**Stated task**
Find how many lines of the listing include the string "Assessment", and report only that figure.

**Data excerpts**
....

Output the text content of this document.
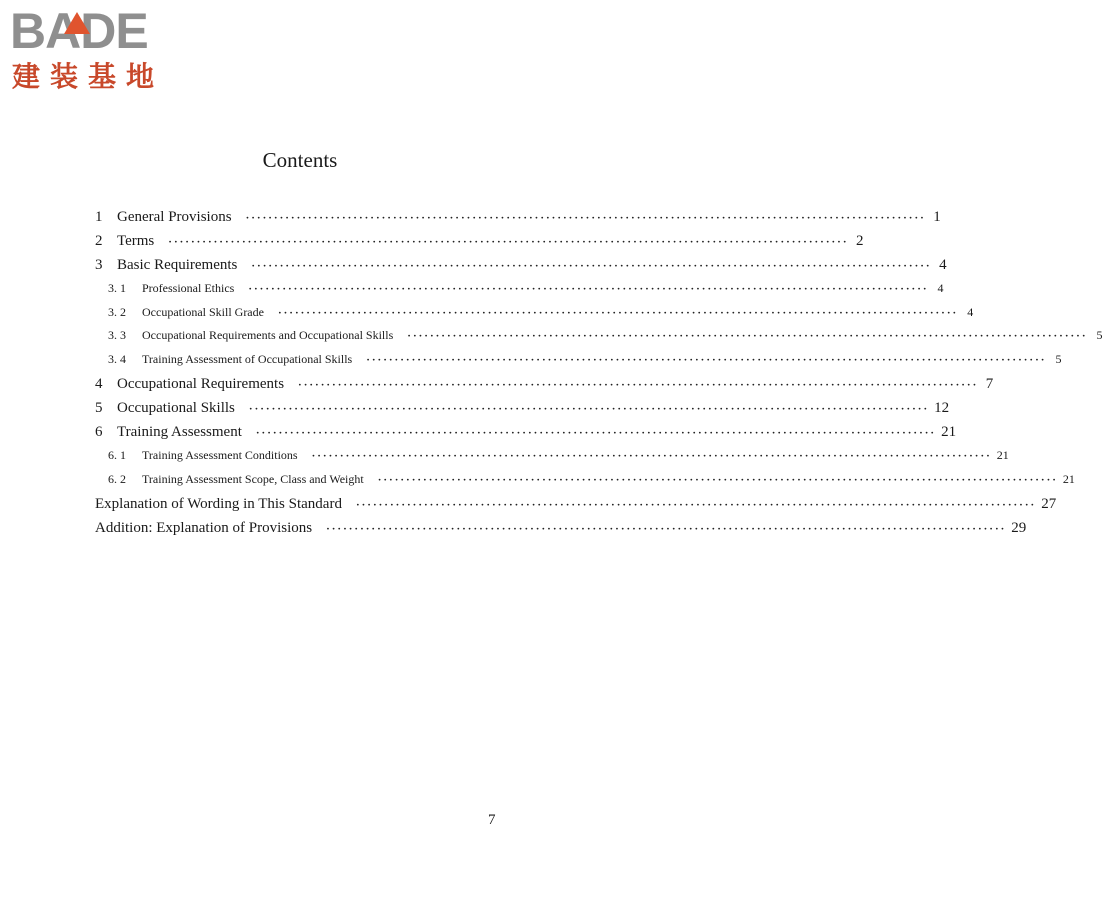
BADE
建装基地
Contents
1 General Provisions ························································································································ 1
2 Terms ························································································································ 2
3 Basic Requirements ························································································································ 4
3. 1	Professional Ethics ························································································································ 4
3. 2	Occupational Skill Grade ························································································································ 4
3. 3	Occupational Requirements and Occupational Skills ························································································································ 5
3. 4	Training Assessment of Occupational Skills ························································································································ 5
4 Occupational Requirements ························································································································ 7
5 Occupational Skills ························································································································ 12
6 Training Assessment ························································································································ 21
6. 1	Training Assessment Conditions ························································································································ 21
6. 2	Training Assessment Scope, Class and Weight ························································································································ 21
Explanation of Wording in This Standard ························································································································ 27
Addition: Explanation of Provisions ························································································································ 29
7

....

**Exercise answer**
4